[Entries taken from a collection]
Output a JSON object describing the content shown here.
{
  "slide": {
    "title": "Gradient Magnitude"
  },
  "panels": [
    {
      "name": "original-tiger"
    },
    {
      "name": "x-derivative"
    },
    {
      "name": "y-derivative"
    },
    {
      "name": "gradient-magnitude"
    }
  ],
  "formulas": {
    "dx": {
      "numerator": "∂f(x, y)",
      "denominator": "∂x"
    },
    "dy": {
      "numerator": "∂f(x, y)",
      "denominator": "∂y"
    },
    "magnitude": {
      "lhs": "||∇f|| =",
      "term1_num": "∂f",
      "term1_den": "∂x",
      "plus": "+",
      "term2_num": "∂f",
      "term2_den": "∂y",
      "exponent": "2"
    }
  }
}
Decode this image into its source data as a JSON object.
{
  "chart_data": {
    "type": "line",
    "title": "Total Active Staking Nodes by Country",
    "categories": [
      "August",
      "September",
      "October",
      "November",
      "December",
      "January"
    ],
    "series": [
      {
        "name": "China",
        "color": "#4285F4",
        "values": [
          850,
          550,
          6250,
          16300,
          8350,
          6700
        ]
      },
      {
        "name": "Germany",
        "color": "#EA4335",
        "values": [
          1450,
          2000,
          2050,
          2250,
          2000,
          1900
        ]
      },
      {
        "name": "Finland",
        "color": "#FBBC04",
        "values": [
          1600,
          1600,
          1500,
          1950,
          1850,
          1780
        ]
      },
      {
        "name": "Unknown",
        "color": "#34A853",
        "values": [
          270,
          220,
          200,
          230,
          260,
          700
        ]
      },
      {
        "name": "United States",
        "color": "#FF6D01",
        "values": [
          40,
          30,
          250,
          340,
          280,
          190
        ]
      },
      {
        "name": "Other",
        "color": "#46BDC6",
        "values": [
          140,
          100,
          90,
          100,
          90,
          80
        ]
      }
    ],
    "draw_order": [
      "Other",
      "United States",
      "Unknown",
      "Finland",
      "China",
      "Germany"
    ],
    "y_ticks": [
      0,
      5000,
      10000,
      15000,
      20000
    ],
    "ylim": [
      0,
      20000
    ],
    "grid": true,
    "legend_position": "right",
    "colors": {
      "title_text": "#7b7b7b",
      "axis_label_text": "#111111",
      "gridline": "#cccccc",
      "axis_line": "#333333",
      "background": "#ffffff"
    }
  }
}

### EXERCISE
Your task is to print all of the records exactly.

### WRITTEN REPLY
Output a JSON object describing the content shown here.
{
  "slide": {
    "title": "Gradient Magnitude"
  },
  "panels": [
    {
      "name": "original-tiger"
    },
    {
      "name": "x-derivative"
    },
    {
      "name": "y-derivative"
    },
    {
      "name": "gradient-magnitude"
    }
  ],
  "formulas": {
    "dx": {
      "numerator": "∂f(x, y)",
      "denominator": "∂x"
    },
    "dy": {
      "numerator": "∂f(x, y)",
      "denominator": "∂y"
    },
    "magnitude": {
      "lhs": "||∇f|| =",
      "term1_num": "∂f",
      "term1_den": "∂x",
      "plus": "+",
      "term2_num": "∂f",
      "term2_den": "∂y",
      "exponent": "2"
    }
  }
}
Decode this image into its source data as a JSON object.
{
  "chart_data": {
    "type": "line",
    "title": "Total Active Staking Nodes by Country",
    "categories": [
      "August",
      "September",
      "October",
      "November",
      "December",
      "January"
    ],
    "series": [
      {
        "name": "China",
        "color": "#4285F4",
        "values": [
          850,
          550,
          6250,
          16300,
          8350,
          6700
        ]
      },
      {
        "name": "Germany",
        "color": "#EA4335",
        "values": [
          1450,
          2000,
          2050,
          2250,
          2000,
          1900
        ]
      },
      {
        "name": "Finland",
        "color": "#FBBC04",
        "values": [
          1600,
          1600,
          1500,
          1950,
          1850,
          1780
        ]
      },
      {
        "name": "Unknown",
        "color": "#34A853",
        "values": [
          270,
          220,
          200,
          230,
          260,
          700
        ]
      },
      {
        "name": "United States",
        "color": "#FF6D01",
        "values": [
          40,
          30,
          250,
          340,
          280,
          190
        ]
      },
      {
        "name": "Other",
        "color": "#46BDC6",
        "values": [
          140,
          100,
          90,
          100,
          90,
          80
        ]
      }
    ],
    "draw_order": [
      "Other",
      "United States",
      "Unknown",
      "Finland",
      "China",
      "Germany"
    ],
    "y_ticks": [
      0,
      5000,
      10000,
      15000,
      20000
    ],
    "ylim": [
      0,
      20000
    ],
    "grid": true,
    "legend_position": "right",
    "colors": {
      "title_text": "#7b7b7b",
      "axis_label_text": "#111111",
      "gridline": "#cccccc",
      "axis_line": "#333333",
      "background": "#ffffff"
    }
  }
}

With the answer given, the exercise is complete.